■ Supplied material ■
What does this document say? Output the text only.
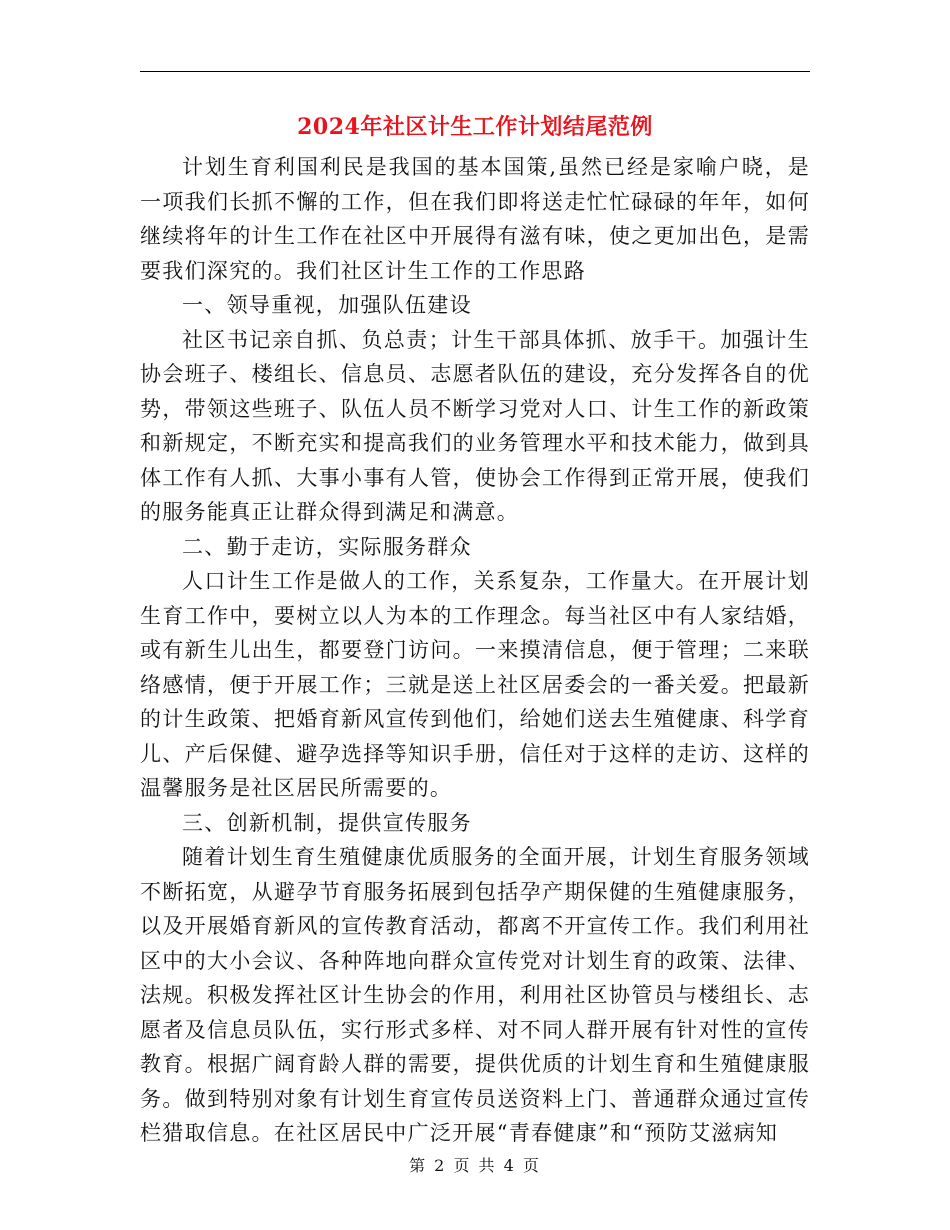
2024年社区计生工作计划结尾范例

计划生育利国利民是我国的基本国策,虽然已经是家喻户晓，是一项我们长抓不懈的工作，但在我们即将送走忙忙碌碌的年年，如何继续将年的计生工作在社区中开展得有滋有味，使之更加出色，是需要我们深究的。我们社区计生工作的工作思路

一、领导重视，加强队伍建设

社区书记亲自抓、负总责；计生干部具体抓、放手干。加强计生协会班子、楼组长、信息员、志愿者队伍的建设，充分发挥各自的优势，带领这些班子、队伍人员不断学习党对人口、计生工作的新政策和新规定，不断充实和提高我们的业务管理水平和技术能力，做到具体工作有人抓、大事小事有人管，使协会工作得到正常开展，使我们的服务能真正让群众得到满足和满意。

二、勤于走访，实际服务群众

人口计生工作是做人的工作，关系复杂，工作量大。在开展计划生育工作中，要树立以人为本的工作理念。每当社区中有人家结婚，或有新生儿出生，都要登门访问。一来摸清信息，便于管理；二来联络感情，便于开展工作；三就是送上社区居委会的一番关爱。把最新的计生政策、把婚育新风宣传到他们，给她们送去生殖健康、科学育儿、产后保健、避孕选择等知识手册，信任对于这样的走访、这样的温馨服务是社区居民所需要的。

三、创新机制，提供宣传服务

随着计划生育生殖健康优质服务的全面开展，计划生育服务领域不断拓宽，从避孕节育服务拓展到包括孕产期保健的生殖健康服务，以及开展婚育新风的宣传教育活动，都离不开宣传工作。我们利用社区中的大小会议、各种阵地向群众宣传党对计划生育的政策、法律、法规。积极发挥社区计生协会的作用，利用社区协管员与楼组长、志愿者及信息员队伍，实行形式多样、对不同人群开展有针对性的宣传教育。根据广阔育龄人群的需要，提供优质的计划生育和生殖健康服务。做到特别对象有计划生育宣传员送资料上门、普通群众通过宣传栏猎取信息。在社区居民中广泛开展“青春健康”和“预防艾滋病知

第 2 页 共 4 页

■ Instructions for the task ■
Repeat the data exactly, excluding the pictures.

■ Task result ■
What does this document say? Output the text only.
2024年社区计生工作计划结尾范例

计划生育利国利民是我国的基本国策,虽然已经是家喻户晓，是一项我们长抓不懈的工作，但在我们即将送走忙忙碌碌的年年，如何继续将年的计生工作在社区中开展得有滋有味，使之更加出色，是需要我们深究的。我们社区计生工作的工作思路

一、领导重视，加强队伍建设

社区书记亲自抓、负总责；计生干部具体抓、放手干。加强计生协会班子、楼组长、信息员、志愿者队伍的建设，充分发挥各自的优势，带领这些班子、队伍人员不断学习党对人口、计生工作的新政策和新规定，不断充实和提高我们的业务管理水平和技术能力，做到具体工作有人抓、大事小事有人管，使协会工作得到正常开展，使我们的服务能真正让群众得到满足和满意。

二、勤于走访，实际服务群众

人口计生工作是做人的工作，关系复杂，工作量大。在开展计划生育工作中，要树立以人为本的工作理念。每当社区中有人家结婚，或有新生儿出生，都要登门访问。一来摸清信息，便于管理；二来联络感情，便于开展工作；三就是送上社区居委会的一番关爱。把最新的计生政策、把婚育新风宣传到他们，给她们送去生殖健康、科学育儿、产后保健、避孕选择等知识手册，信任对于这样的走访、这样的温馨服务是社区居民所需要的。

三、创新机制，提供宣传服务

随着计划生育生殖健康优质服务的全面开展，计划生育服务领域不断拓宽，从避孕节育服务拓展到包括孕产期保健的生殖健康服务，以及开展婚育新风的宣传教育活动，都离不开宣传工作。我们利用社区中的大小会议、各种阵地向群众宣传党对计划生育的政策、法律、法规。积极发挥社区计生协会的作用，利用社区协管员与楼组长、志愿者及信息员队伍，实行形式多样、对不同人群开展有针对性的宣传教育。根据广阔育龄人群的需要，提供优质的计划生育和生殖健康服务。做到特别对象有计划生育宣传员送资料上门、普通群众通过宣传栏猎取信息。在社区居民中广泛开展“青春健康”和“预防艾滋病知

第 2 页 共 4 页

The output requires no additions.